== Exercise A ==
According to the driver profiles, how did Todd Gilliland make NASCAR history? Answer in one to three sentences.
== Exercise B ==
Summarize the driver profiles in two sentences.
== Exercise C ==
Extend the driver profiles, starting right after the last sentence shown.

[[ Text section, beginning ]]

Spencer Davis (@SpencerDavis_29) – The 17-year-old Dawsonville, Georgia, driver has shown a proficiency in nearly everything he’s raced. After winning the Sunoco Rookie of the Year Award last season in the NASCAR Whelen Southern Modified Tour, Davis has transitioned to the NASCAR K&N Pro Series, where he has established himself as a championship contender with top six finishes in his first seven series starts dating back to last season.

Alon Day (@Alon_Day) – One of two international drivers on the list, Day is the first NASCAR Whelen Euro Series driver to earn a NASCAR Next recognition. Day, 24, from Ashdod, Israel, completed his first full season in the Euro Series as championship runner up. Including the final two rounds of 2015, Day has won four of the last eight Elite 1 races and is again a threat win the title.

Tyler Dippel (@Tyler_Dippel) – An accomplished dirt racer, the 16-year-old from Wallkill, New York, has already scored his first NASCAR K&N Pro Series East victory in March. Dippel previously competed in the DIRTcar Racing Series in the northeast, earning the rookie of the year title and becoming the youngest race winner in that series.

Todd Gilliland (@ToddGilliland_) – The 16-year-old from Sherrills Ford, North Carolina, made NASCAR history by winning his first four career NASCAR K&N Pro Series starts. He became the youngest winner in series history with his victory last fall, and has followed it up with wins in both the K&N Pro Series East and West season openers this year.

Noah Gragson (@NoahGragson) – The 17-year-old from Las Vegas finished second in the championship standings last year in the NASCAR K&N Pro Series West, collecting the Sunoco Rookie of the Year Award in the process. Gragson followed the path set by Kyle and Kurt Busch, learning his trade in the Legends and Bandolero Divisions at The Bullring at Las Vegas Motor Speedway. He earned a pair of K&N Pro Series West wins in 2015 and is again a championship contender.

Gary Klutt (@Garyklutt) – The second Canadian to be named to the program and the first full-time driver from the NASCAR Pinty’s Series, Klutt represents a crop of young drivers making an impact on Canada’s championship stock car series. The 23-year-old from Halton Hills, Ontario, earned his first career pole and win last year en route to being named the Jostens Rookie of the Year. He finished fifth in series points and will be among the title contenders when the series opens later this month.

[[ Text section, end ]]
[[ Record excerpts, beginning ]]

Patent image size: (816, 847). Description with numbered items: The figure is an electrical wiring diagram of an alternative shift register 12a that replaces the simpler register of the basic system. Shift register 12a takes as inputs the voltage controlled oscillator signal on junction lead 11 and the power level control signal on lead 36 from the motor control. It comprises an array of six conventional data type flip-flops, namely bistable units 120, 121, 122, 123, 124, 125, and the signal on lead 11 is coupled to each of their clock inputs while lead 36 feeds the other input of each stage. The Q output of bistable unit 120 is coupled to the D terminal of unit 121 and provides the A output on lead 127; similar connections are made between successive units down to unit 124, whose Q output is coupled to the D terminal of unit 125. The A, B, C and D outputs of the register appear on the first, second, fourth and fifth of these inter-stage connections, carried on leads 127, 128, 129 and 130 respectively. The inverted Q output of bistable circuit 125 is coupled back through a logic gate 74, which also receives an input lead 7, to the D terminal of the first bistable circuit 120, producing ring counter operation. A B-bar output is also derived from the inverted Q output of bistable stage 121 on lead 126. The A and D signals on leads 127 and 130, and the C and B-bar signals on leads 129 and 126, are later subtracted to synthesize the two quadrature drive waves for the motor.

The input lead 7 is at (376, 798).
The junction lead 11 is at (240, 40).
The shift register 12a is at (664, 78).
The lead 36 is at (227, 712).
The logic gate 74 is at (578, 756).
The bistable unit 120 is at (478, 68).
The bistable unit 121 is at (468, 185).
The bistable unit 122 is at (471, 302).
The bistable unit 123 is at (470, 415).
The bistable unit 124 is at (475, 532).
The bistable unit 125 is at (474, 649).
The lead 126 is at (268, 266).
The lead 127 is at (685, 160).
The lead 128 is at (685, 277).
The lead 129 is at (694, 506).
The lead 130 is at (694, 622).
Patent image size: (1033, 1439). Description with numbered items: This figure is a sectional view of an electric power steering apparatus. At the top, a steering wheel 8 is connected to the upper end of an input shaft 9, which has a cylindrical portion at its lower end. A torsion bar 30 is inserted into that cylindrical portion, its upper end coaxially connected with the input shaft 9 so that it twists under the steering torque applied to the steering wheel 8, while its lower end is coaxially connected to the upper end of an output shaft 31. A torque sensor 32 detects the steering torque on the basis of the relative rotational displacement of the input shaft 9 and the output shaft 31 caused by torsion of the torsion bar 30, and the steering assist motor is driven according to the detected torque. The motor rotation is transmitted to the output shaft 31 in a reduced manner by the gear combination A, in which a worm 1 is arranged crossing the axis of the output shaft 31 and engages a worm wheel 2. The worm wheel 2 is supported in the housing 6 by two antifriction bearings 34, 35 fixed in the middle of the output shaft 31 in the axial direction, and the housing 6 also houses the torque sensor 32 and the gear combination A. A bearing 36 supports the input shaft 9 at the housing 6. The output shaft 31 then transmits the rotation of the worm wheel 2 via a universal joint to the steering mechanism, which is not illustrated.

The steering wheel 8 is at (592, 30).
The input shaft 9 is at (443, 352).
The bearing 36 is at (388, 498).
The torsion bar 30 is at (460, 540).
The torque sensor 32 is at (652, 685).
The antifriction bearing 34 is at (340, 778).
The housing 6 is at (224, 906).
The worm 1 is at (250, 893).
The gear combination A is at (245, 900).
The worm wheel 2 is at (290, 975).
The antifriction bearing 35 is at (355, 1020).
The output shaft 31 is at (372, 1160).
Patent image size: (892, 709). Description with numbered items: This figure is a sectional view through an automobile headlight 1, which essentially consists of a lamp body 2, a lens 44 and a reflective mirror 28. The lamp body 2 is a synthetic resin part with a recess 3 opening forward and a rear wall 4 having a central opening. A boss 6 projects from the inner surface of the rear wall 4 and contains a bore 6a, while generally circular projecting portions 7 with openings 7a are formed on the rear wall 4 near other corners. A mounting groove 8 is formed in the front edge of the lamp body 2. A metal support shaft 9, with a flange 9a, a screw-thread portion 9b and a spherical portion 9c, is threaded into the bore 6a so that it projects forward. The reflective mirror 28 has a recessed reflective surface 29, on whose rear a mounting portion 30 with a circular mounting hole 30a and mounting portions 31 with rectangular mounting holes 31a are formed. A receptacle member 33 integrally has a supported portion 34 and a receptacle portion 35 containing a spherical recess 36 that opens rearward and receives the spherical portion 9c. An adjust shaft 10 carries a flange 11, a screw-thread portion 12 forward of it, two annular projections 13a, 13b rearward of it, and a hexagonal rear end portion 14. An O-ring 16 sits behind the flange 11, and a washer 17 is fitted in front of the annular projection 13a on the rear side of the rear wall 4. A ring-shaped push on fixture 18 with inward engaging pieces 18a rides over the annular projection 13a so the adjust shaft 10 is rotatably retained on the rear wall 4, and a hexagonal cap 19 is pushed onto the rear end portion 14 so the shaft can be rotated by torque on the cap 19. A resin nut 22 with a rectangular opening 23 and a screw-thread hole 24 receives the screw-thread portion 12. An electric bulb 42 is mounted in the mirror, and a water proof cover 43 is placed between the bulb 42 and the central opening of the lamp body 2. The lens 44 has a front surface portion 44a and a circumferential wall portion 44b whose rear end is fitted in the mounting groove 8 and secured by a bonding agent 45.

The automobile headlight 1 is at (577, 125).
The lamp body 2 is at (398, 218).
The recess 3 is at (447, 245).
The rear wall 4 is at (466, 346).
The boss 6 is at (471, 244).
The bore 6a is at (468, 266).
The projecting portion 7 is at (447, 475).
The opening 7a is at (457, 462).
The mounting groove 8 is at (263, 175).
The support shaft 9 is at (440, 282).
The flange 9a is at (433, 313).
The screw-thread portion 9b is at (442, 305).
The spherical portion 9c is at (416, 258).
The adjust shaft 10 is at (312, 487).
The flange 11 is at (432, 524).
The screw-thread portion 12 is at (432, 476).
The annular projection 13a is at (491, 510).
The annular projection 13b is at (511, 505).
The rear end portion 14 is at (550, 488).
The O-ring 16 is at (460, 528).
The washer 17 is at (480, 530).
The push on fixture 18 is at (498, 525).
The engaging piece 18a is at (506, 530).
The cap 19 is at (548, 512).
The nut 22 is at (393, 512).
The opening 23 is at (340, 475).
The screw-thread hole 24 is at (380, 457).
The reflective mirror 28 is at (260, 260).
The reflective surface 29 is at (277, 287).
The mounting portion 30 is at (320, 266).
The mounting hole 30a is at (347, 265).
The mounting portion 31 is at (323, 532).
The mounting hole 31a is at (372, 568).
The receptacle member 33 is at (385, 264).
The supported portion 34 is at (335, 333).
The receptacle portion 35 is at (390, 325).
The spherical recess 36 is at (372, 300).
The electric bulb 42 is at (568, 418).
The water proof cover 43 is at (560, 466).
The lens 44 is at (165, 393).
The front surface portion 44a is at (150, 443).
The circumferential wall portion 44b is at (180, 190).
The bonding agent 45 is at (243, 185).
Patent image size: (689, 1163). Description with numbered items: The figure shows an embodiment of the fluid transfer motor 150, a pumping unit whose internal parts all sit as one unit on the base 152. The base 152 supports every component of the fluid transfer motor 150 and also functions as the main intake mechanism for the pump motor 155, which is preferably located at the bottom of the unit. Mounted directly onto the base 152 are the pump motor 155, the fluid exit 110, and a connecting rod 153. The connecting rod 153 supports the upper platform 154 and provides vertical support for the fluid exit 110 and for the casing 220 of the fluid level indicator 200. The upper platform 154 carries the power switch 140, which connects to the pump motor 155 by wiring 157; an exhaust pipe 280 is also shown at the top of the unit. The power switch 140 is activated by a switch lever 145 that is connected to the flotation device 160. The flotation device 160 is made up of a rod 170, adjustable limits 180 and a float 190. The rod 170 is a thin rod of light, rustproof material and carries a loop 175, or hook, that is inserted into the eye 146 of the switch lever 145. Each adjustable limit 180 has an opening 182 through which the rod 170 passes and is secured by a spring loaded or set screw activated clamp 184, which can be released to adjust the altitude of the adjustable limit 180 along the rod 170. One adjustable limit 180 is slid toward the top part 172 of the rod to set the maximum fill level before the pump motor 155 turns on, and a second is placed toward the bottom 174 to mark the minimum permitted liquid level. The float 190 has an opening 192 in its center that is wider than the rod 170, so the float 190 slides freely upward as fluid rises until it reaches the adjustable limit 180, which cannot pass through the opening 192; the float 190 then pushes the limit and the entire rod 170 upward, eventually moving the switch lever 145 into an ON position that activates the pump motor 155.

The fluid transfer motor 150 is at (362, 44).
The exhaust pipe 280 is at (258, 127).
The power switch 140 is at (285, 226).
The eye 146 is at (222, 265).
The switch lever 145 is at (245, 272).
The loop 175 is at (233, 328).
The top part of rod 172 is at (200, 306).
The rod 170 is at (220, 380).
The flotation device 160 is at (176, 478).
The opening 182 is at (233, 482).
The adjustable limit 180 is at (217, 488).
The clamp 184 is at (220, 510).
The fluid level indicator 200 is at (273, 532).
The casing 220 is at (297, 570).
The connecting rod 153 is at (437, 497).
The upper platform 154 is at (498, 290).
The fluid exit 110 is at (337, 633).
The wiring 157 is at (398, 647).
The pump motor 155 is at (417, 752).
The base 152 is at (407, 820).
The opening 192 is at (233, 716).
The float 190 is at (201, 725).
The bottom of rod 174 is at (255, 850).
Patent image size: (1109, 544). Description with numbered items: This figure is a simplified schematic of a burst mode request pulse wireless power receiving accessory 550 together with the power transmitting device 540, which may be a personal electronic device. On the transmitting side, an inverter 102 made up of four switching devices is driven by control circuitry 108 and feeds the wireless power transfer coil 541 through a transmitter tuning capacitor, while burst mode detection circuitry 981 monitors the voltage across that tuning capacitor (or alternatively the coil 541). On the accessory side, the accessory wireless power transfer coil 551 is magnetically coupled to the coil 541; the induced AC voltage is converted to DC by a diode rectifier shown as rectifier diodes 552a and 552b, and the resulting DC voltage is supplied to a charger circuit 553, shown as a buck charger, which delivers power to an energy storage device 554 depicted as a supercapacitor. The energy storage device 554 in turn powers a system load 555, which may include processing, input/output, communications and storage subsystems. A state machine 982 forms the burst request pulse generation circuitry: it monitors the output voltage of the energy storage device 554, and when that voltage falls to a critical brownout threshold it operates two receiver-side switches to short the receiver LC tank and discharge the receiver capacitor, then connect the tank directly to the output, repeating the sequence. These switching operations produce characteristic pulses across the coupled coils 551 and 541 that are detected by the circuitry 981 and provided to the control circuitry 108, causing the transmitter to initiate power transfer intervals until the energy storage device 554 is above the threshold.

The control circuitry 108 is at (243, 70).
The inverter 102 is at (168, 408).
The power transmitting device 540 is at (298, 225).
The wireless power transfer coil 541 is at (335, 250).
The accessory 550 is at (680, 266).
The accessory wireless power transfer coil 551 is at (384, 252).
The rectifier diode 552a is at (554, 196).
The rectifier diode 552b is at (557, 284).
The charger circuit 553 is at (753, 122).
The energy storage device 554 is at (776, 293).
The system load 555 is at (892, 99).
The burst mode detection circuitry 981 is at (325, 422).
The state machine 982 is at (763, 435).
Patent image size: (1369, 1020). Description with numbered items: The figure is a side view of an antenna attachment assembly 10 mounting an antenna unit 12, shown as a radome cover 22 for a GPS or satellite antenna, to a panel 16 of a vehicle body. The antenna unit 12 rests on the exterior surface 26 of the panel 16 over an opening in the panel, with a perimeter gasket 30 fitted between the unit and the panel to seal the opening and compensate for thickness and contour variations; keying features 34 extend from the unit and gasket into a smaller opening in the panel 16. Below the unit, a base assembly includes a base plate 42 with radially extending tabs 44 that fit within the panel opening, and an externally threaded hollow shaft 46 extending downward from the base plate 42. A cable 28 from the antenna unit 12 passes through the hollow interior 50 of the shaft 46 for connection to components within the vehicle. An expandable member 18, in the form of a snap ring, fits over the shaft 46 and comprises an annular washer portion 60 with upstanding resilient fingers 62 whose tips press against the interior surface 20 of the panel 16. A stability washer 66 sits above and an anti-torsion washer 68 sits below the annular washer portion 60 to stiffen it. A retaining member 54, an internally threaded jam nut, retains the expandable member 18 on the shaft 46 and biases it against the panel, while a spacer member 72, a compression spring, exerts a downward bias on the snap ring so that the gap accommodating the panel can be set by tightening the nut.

[[ Record excerpts, end ]]

== Written answer A ==
Todd Gilliland made NASCAR history by winning his first four career NASCAR K&N Pro Series starts. His victory last fall also made him the youngest winner in series history.

== Written answer B ==
The driver profiles introduce six young racers: Spencer Davis, Alon Day, Tyler Dippel, Todd Gilliland, Noah Gragson and Gary Klutt. Each profile gives the driver's age and hometown and notes achievements such as race wins, rookie of the year awards and standing as a championship contender.

== Written answer C ==
Julia Landauer (@julialandauer) – Landauer, 24, from New York City, got her start racing a variety of cars – from Formula BMW to Ford Focus Midgets to stock cars. The versatile Landauer was a contestant on the hit reality show “Survivor” before graduating from Stanford in 2014 with a Bachelor of Science degree in Science, Technology, and Society. She became the first female to win a Limited Late Model division championship at Motor Mile Speedway in Radford, Virginia, last year before graduating to the K&N Pro Series West this season.

Ty Majeski (@TyMajeski) – The 21-year-old from Seymour, Wisconsin, showcased his ability with a dominating display at Florida’s New Smyrna Speedway in February, collecting three wins and earning the 2016 Super Late Model championship in the 50th Annual World Series of Stock Car Racing. Majeski added a NASCAR Whelen All-American Series Late Model track record and victory in the FrostBuster at Wisconsin’s LaCrosse Fairgrounds Speedway in April.

Matt Tifft (@Matt_Tifft) – A development driver for Joe Gibbs Racing, the 19-year-old from Hinckley, Ohio, is driving part-time in the NASCAR XFINITY Series for JGL Racing as well as JGR, and racing in the NASCAR Camping World Truck Series for Red Horse Racing. He earned his first career pole in the NASCAR XFINITY Series at Talladega earlier this month.

Since the inception of the NASCAR Next program 2011, 27 of the 35 drivers who have been selected as part of the program have gone on to compete in one of NASCAR’s three national series. Nearly a third of the drivers have made a NASCAR Sprint Cup Series start, with nine drivers winning a NASCAR national series race.

The last two NASCAR Sprint Cup Series Sunoco Rookies of the Year have been NASCAR Next alumni, as are the top two contenders for this year’s award: Blaney and Elliott. The last three Sunoco Rookie of the Year winners in both the NASCAR XFINITY Series and NASCAR Camping World Truck Series also were part of the NASCAR Next program.